**EXERCISE:**
Please copy out the rows below, swapping "interactable" for "clickable" wherever it occurs and keeping everything else the same.

**DATA SUPPLIED:**
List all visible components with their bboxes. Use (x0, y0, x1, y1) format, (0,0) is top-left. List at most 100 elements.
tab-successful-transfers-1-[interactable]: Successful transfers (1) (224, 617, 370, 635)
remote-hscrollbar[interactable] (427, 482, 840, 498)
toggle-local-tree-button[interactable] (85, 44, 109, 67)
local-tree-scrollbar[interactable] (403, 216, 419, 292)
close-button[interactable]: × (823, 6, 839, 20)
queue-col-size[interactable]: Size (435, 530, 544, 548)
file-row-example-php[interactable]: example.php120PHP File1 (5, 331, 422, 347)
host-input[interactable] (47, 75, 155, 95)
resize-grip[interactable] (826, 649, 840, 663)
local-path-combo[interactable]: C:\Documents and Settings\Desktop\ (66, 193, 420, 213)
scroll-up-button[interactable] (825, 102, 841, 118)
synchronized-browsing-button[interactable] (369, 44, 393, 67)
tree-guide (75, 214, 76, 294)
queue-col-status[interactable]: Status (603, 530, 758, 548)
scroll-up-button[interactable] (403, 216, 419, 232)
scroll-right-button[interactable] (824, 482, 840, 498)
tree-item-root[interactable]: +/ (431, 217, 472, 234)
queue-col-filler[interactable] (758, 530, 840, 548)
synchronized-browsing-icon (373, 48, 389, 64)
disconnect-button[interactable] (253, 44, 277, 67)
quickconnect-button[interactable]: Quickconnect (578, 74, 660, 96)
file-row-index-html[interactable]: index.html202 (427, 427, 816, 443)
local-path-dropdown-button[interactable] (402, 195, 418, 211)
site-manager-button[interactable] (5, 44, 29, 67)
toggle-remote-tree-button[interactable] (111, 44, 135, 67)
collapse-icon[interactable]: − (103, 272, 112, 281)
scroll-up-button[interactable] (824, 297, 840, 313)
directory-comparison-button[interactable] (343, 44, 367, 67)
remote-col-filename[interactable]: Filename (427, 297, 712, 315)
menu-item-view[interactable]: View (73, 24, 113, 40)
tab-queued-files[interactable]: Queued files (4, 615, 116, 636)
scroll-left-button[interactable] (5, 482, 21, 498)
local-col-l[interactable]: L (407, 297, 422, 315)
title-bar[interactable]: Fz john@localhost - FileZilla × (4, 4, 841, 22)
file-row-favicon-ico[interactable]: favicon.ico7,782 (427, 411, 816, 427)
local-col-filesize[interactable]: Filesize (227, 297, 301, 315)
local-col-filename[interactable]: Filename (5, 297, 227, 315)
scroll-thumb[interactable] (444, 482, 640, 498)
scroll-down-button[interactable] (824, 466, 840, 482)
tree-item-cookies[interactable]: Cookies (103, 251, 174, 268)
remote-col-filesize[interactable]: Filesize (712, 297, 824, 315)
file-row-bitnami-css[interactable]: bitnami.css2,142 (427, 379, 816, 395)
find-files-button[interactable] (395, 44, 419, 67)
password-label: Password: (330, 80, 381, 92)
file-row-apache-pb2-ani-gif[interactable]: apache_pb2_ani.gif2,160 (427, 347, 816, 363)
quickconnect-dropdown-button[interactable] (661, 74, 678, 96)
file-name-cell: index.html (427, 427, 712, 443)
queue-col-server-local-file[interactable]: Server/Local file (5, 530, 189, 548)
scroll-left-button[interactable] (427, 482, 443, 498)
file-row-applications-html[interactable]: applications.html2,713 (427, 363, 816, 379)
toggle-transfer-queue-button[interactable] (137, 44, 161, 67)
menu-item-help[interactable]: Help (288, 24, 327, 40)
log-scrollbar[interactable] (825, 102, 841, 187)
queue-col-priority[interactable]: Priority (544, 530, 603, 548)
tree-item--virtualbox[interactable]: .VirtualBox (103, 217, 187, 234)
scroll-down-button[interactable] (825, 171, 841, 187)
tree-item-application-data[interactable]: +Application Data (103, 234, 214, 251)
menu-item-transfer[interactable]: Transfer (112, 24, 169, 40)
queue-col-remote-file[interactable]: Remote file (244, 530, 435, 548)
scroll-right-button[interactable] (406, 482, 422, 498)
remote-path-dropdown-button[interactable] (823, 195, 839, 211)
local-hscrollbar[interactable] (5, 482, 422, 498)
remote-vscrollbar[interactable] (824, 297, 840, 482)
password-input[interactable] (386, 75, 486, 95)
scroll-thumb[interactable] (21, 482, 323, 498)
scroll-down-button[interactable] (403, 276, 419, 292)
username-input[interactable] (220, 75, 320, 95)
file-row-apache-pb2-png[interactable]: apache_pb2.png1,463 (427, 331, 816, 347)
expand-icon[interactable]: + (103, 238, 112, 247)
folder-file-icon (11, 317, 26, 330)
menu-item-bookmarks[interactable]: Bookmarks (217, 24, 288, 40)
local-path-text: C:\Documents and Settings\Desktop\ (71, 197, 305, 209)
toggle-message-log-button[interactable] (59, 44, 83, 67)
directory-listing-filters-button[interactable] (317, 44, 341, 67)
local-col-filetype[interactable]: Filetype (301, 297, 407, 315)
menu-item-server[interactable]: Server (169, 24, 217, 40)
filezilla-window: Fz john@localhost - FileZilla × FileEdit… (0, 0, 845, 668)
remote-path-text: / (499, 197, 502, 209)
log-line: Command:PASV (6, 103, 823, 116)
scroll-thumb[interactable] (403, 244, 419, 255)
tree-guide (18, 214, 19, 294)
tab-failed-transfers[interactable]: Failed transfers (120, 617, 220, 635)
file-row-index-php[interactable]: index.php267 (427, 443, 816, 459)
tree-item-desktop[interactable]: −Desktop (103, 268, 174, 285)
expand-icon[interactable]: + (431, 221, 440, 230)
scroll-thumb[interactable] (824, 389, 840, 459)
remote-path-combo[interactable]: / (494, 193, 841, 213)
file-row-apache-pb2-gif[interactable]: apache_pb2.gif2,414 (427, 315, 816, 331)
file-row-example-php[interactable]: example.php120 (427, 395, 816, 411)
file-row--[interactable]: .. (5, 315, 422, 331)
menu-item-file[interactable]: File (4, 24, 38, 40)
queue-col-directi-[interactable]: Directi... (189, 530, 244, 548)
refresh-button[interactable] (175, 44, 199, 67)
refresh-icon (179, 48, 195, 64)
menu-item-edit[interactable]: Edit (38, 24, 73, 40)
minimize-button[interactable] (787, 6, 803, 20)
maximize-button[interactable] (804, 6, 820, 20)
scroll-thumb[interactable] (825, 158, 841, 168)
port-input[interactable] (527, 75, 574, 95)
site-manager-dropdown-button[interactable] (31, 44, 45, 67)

**EXERCISE ANSWER:**
List all visible components with their bboxes. Use (x0, y0, x1, y1) format, (0,0) is top-left. List at most 100 elements.
tab-successful-transfers-1-[clickable]: Successful transfers (1) (224, 617, 370, 635)
remote-hscrollbar[clickable] (427, 482, 840, 498)
toggle-local-tree-button[clickable] (85, 44, 109, 67)
local-tree-scrollbar[clickable] (403, 216, 419, 292)
close-button[clickable]: × (823, 6, 839, 20)
queue-col-size[clickable]: Size (435, 530, 544, 548)
file-row-example-php[clickable]: example.php120PHP File1 (5, 331, 422, 347)
host-input[clickable] (47, 75, 155, 95)
resize-grip[clickable] (826, 649, 840, 663)
local-path-combo[clickable]: C:\Documents and Settings\Desktop\ (66, 193, 420, 213)
scroll-up-button[clickable] (825, 102, 841, 118)
synchronized-browsing-button[clickable] (369, 44, 393, 67)
tree-guide (75, 214, 76, 294)
queue-col-status[clickable]: Status (603, 530, 758, 548)
scroll-up-button[clickable] (403, 216, 419, 232)
scroll-right-button[clickable] (824, 482, 840, 498)
tree-item-root[clickable]: +/ (431, 217, 472, 234)
queue-col-filler[clickable] (758, 530, 840, 548)
synchronized-browsing-icon (373, 48, 389, 64)
disconnect-button[clickable] (253, 44, 277, 67)
quickconnect-button[clickable]: Quickconnect (578, 74, 660, 96)
file-row-index-html[clickable]: index.html202 (427, 427, 816, 443)
local-path-dropdown-button[clickable] (402, 195, 418, 211)
site-manager-button[clickable] (5, 44, 29, 67)
toggle-remote-tree-button[clickable] (111, 44, 135, 67)
collapse-icon[clickable]: − (103, 272, 112, 281)
scroll-up-button[clickable] (824, 297, 840, 313)
directory-comparison-button[clickable] (343, 44, 367, 67)
remote-col-filename[clickable]: Filename (427, 297, 712, 315)
menu-item-view[clickable]: View (73, 24, 113, 40)
tab-queued-files[clickable]: Queued files (4, 615, 116, 636)
scroll-left-button[clickable] (5, 482, 21, 498)
local-col-l[clickable]: L (407, 297, 422, 315)
title-bar[clickable]: Fz john@localhost - FileZilla × (4, 4, 841, 22)
file-row-favicon-ico[clickable]: favicon.ico7,782 (427, 411, 816, 427)
local-col-filesize[clickable]: Filesize (227, 297, 301, 315)
local-col-filename[clickable]: Filename (5, 297, 227, 315)
scroll-thumb[clickable] (444, 482, 640, 498)
scroll-down-button[clickable] (824, 466, 840, 482)
tree-item-cookies[clickable]: Cookies (103, 251, 174, 268)
remote-col-filesize[clickable]: Filesize (712, 297, 824, 315)
file-row-bitnami-css[clickable]: bitnami.css2,142 (427, 379, 816, 395)
find-files-button[clickable] (395, 44, 419, 67)
password-label: Password: (330, 80, 381, 92)
file-row-apache-pb2-ani-gif[clickable]: apache_pb2_ani.gif2,160 (427, 347, 816, 363)
quickconnect-dropdown-button[clickable] (661, 74, 678, 96)
file-name-cell: index.html (427, 427, 712, 443)
queue-col-server-local-file[clickable]: Server/Local file (5, 530, 189, 548)
scroll-left-button[clickable] (427, 482, 443, 498)
file-row-applications-html[clickable]: applications.html2,713 (427, 363, 816, 379)
toggle-transfer-queue-button[clickable] (137, 44, 161, 67)
menu-item-help[clickable]: Help (288, 24, 327, 40)
log-scrollbar[clickable] (825, 102, 841, 187)
queue-col-priority[clickable]: Priority (544, 530, 603, 548)
tree-item--virtualbox[clickable]: .VirtualBox (103, 217, 187, 234)
scroll-down-button[clickable] (825, 171, 841, 187)
tree-item-application-data[clickable]: +Application Data (103, 234, 214, 251)
menu-item-transfer[clickable]: Transfer (112, 24, 169, 40)
queue-col-remote-file[clickable]: Remote file (244, 530, 435, 548)
scroll-right-button[clickable] (406, 482, 422, 498)
remote-path-dropdown-button[clickable] (823, 195, 839, 211)
local-hscrollbar[clickable] (5, 482, 422, 498)
remote-vscrollbar[clickable] (824, 297, 840, 482)
password-input[clickable] (386, 75, 486, 95)
scroll-thumb[clickable] (21, 482, 323, 498)
scroll-down-button[clickable] (403, 276, 419, 292)
username-input[clickable] (220, 75, 320, 95)
file-row-apache-pb2-png[clickable]: apache_pb2.png1,463 (427, 331, 816, 347)
expand-icon[clickable]: + (103, 238, 112, 247)
folder-file-icon (11, 317, 26, 330)
menu-item-bookmarks[clickable]: Bookmarks (217, 24, 288, 40)
local-path-text: C:\Documents and Settings\Desktop\ (71, 197, 305, 209)
toggle-message-log-button[clickable] (59, 44, 83, 67)
directory-listing-filters-button[clickable] (317, 44, 341, 67)
local-col-filetype[clickable]: Filetype (301, 297, 407, 315)
menu-item-server[clickable]: Server (169, 24, 217, 40)
filezilla-window: Fz john@localhost - FileZilla × FileEdit… (0, 0, 845, 668)
remote-path-text: / (499, 197, 502, 209)
log-line: Command:PASV (6, 103, 823, 116)
scroll-thumb[clickable] (403, 244, 419, 255)
tree-guide (18, 214, 19, 294)
tab-failed-transfers[clickable]: Failed transfers (120, 617, 220, 635)
file-row-index-php[clickable]: index.php267 (427, 443, 816, 459)
tree-item-desktop[clickable]: −Desktop (103, 268, 174, 285)
expand-icon[clickable]: + (431, 221, 440, 230)
scroll-thumb[clickable] (824, 389, 840, 459)
remote-path-combo[clickable]: / (494, 193, 841, 213)
file-row-apache-pb2-gif[clickable]: apache_pb2.gif2,414 (427, 315, 816, 331)
file-row-example-php[clickable]: example.php120 (427, 395, 816, 411)
file-row--[clickable]: .. (5, 315, 422, 331)
menu-item-file[clickable]: File (4, 24, 38, 40)
queue-col-directi-[clickable]: Directi... (189, 530, 244, 548)
refresh-button[clickable] (175, 44, 199, 67)
refresh-icon (179, 48, 195, 64)
menu-item-edit[clickable]: Edit (38, 24, 73, 40)
minimize-button[clickable] (787, 6, 803, 20)
maximize-button[clickable] (804, 6, 820, 20)
scroll-thumb[clickable] (825, 158, 841, 168)
port-input[clickable] (527, 75, 574, 95)
site-manager-dropdown-button[clickable] (31, 44, 45, 67)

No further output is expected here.